* BEGIN Available records *

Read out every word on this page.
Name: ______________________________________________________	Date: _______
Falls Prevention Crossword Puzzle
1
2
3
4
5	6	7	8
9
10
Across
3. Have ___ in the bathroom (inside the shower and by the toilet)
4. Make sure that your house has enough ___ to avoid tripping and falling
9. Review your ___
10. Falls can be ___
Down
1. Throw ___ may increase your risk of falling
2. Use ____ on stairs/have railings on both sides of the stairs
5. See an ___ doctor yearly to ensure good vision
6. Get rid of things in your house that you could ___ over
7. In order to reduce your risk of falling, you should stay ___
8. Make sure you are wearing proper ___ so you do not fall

* END Available records *

- Problem to solve
In the records above, locate every line with the string "that" and copy it.

- Answer
4. Make sure that your house has enough ___ to avoid tripping and falling
6. Get rid of things in your house that you could ___ over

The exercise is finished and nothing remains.